[BEGIN Data to process]

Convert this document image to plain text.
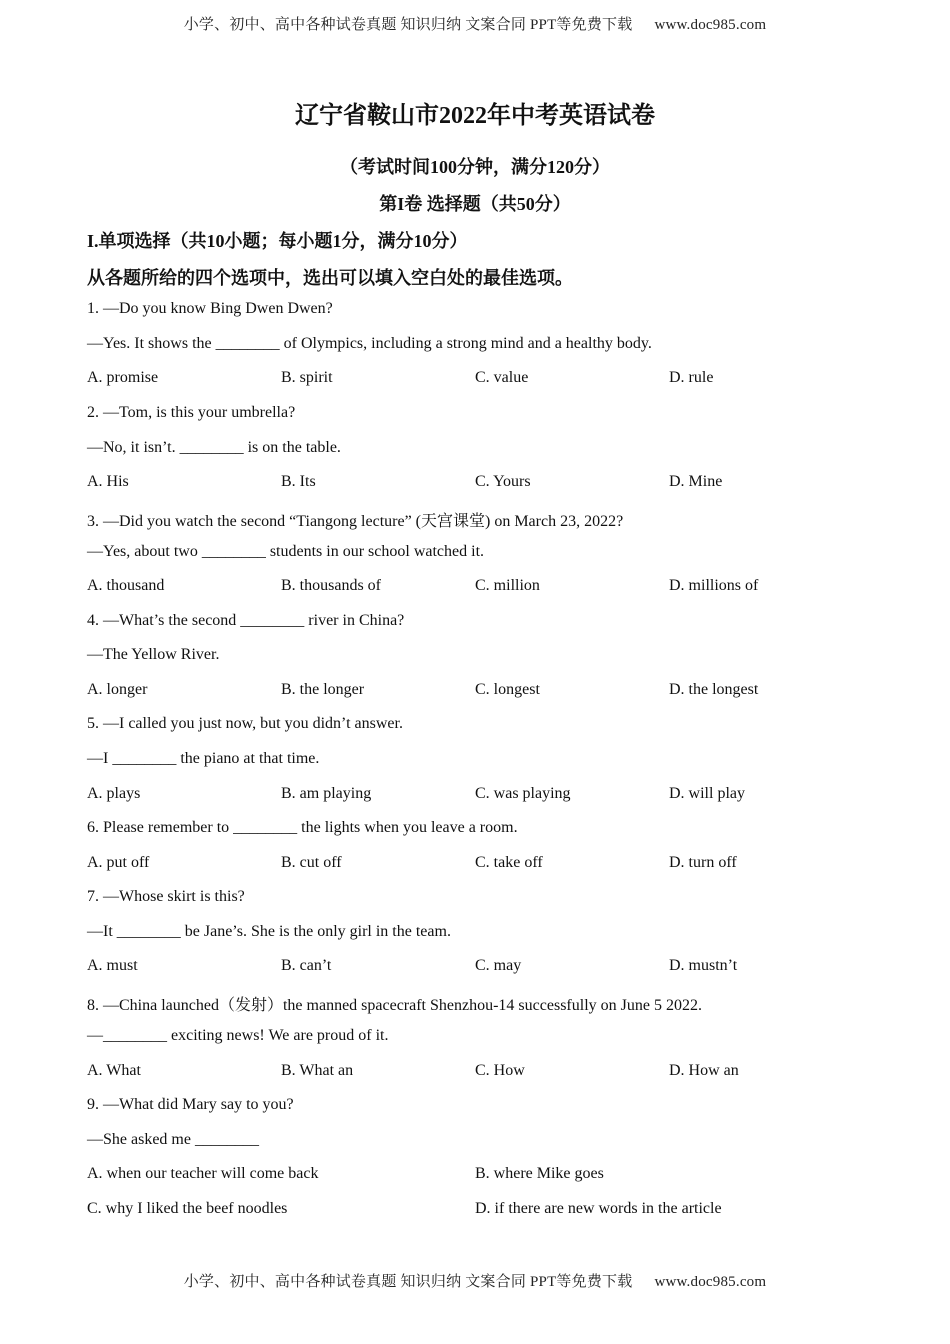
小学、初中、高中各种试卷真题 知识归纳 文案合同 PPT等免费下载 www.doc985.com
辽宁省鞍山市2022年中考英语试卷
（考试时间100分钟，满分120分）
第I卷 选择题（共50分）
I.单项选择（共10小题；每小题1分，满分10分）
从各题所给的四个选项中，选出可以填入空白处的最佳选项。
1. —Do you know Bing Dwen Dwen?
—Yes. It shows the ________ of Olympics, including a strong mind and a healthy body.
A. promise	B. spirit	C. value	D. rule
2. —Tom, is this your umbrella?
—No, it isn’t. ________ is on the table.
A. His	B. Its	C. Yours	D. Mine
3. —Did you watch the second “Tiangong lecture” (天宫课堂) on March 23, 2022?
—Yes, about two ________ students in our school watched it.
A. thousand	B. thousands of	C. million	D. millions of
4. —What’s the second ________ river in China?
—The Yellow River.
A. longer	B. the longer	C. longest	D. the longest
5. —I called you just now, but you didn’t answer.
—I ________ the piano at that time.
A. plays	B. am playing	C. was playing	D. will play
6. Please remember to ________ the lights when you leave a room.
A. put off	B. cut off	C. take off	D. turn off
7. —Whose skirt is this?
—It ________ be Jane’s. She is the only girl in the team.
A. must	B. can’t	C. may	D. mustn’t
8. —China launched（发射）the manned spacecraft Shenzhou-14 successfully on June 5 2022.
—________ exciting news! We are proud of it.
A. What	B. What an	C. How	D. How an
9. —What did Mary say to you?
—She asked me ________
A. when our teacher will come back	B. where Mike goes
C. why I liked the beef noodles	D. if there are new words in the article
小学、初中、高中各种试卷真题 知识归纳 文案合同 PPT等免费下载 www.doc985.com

[END Data to process]

What needs to be done
Leave out all images, then reproduce the entries above exactly.

Exercise solution
Convert this document image to plain text.
小学、初中、高中各种试卷真题 知识归纳 文案合同 PPT等免费下载 www.doc985.com
辽宁省鞍山市2022年中考英语试卷
（考试时间100分钟，满分120分）
第I卷 选择题（共50分）
I.单项选择（共10小题；每小题1分，满分10分）
从各题所给的四个选项中，选出可以填入空白处的最佳选项。
1. —Do you know Bing Dwen Dwen?
—Yes. It shows the ________ of Olympics, including a strong mind and a healthy body.
A. promise	B. spirit	C. value	D. rule
2. —Tom, is this your umbrella?
—No, it isn’t. ________ is on the table.
A. His	B. Its	C. Yours	D. Mine
3. —Did you watch the second “Tiangong lecture” (天宫课堂) on March 23, 2022?
—Yes, about two ________ students in our school watched it.
A. thousand	B. thousands of	C. million	D. millions of
4. —What’s the second ________ river in China?
—The Yellow River.
A. longer	B. the longer	C. longest	D. the longest
5. —I called you just now, but you didn’t answer.
—I ________ the piano at that time.
A. plays	B. am playing	C. was playing	D. will play
6. Please remember to ________ the lights when you leave a room.
A. put off	B. cut off	C. take off	D. turn off
7. —Whose skirt is this?
—It ________ be Jane’s. She is the only girl in the team.
A. must	B. can’t	C. may	D. mustn’t
8. —China launched（发射）the manned spacecraft Shenzhou-14 successfully on June 5 2022.
—________ exciting news! We are proud of it.
A. What	B. What an	C. How	D. How an
9. —What did Mary say to you?
—She asked me ________
A. when our teacher will come back	B. where Mike goes
C. why I liked the beef noodles	D. if there are new words in the article
小学、初中、高中各种试卷真题 知识归纳 文案合同 PPT等免费下载 www.doc985.com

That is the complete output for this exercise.